→ Challenge
Return the lines where the word "label" occurs.

→ Provided data
▬▬▬▬▬▬

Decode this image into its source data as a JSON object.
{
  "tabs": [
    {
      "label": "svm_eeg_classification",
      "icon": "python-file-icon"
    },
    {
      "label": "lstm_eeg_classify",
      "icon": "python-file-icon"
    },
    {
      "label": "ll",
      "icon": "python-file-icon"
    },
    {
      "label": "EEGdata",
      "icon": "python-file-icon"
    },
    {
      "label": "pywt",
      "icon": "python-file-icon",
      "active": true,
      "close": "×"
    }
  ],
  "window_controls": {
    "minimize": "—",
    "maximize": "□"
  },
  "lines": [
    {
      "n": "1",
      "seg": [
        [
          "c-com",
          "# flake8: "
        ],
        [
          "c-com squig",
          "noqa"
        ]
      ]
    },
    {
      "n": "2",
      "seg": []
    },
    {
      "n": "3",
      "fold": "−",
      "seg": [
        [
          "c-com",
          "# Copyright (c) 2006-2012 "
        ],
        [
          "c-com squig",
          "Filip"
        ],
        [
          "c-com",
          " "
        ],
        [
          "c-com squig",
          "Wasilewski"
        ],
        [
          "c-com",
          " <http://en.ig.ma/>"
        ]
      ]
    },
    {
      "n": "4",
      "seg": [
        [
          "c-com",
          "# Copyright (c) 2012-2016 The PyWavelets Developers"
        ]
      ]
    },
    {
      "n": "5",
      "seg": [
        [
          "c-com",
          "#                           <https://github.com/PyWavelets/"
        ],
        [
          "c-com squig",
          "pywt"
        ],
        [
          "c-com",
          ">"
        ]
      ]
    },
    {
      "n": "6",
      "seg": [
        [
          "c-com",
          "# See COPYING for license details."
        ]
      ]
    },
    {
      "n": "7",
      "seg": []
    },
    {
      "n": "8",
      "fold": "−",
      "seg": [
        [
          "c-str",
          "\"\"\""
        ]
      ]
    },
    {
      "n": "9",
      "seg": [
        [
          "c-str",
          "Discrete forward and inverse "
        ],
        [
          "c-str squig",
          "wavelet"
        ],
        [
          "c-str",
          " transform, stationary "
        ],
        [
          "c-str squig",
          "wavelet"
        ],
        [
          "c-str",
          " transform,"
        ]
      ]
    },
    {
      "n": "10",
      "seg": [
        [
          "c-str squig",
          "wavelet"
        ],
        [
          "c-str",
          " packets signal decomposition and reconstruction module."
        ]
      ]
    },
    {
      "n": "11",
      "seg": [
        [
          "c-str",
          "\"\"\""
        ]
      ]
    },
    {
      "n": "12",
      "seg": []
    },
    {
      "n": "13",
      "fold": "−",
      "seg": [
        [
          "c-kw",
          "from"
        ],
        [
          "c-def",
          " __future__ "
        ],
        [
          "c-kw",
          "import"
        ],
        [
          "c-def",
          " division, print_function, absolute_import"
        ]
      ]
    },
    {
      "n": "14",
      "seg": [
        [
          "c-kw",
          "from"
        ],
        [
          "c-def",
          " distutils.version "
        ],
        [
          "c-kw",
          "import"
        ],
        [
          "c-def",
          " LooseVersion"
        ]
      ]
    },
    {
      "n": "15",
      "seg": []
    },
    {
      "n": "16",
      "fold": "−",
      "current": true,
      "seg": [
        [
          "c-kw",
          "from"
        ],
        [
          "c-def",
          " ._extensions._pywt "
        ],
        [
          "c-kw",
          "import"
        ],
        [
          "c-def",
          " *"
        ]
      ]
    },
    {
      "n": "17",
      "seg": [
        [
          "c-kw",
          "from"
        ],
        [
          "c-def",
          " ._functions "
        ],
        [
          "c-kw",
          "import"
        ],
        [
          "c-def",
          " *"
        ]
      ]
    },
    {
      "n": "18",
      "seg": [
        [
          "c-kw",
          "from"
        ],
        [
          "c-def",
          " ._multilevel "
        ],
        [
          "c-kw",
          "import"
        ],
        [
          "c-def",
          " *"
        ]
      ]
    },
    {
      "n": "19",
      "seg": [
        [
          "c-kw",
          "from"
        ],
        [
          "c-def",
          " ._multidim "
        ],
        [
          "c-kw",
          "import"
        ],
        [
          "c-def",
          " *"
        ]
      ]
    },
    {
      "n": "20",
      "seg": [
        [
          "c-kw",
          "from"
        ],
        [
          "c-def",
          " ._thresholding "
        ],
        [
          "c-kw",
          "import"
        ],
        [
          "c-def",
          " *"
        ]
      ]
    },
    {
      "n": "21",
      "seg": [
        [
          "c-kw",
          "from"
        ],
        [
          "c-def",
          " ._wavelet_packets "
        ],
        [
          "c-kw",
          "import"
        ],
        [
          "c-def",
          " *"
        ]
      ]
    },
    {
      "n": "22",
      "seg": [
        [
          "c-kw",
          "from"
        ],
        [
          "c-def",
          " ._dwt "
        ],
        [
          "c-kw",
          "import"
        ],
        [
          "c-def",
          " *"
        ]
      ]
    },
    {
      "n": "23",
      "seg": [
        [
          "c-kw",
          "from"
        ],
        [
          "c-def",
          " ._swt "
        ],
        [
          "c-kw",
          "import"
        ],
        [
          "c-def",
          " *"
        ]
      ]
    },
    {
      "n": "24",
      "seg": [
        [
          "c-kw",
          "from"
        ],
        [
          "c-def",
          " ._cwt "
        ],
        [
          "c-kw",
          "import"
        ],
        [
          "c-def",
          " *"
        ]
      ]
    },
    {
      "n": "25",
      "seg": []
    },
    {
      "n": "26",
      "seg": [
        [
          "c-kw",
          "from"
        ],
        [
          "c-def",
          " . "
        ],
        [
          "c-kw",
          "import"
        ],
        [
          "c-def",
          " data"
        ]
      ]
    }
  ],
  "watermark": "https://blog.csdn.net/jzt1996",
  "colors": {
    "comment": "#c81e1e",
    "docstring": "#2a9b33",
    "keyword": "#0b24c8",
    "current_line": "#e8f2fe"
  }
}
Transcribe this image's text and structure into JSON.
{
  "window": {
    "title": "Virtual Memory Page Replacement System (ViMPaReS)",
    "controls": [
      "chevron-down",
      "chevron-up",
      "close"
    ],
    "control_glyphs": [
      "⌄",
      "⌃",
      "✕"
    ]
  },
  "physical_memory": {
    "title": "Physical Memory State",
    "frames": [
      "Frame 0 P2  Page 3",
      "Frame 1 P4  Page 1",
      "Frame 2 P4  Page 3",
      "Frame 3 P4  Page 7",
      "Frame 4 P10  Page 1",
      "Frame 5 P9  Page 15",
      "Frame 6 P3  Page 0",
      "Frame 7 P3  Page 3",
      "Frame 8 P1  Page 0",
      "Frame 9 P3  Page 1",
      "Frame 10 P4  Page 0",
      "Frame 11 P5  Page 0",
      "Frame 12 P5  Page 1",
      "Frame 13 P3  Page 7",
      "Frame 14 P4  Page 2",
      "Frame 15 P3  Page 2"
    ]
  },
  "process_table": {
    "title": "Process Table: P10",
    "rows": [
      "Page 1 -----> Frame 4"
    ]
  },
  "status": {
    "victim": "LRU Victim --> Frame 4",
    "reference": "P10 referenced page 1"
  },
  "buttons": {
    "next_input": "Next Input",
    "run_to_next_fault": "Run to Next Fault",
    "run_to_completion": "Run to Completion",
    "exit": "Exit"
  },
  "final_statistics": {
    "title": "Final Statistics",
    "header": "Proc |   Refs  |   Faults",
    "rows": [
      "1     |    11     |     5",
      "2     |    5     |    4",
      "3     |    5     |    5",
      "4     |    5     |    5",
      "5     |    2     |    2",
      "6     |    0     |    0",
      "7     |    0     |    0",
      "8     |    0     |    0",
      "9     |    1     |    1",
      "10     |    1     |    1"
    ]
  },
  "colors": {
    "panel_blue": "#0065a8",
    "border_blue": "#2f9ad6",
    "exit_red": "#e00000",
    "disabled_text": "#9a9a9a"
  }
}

▬▬▬▬▬▬

→ Written answer
      "label": "svm_eeg_classification",
      "label": "lstm_eeg_classify",
      "label": "ll",
      "label": "EEGdata",
      "label": "pywt",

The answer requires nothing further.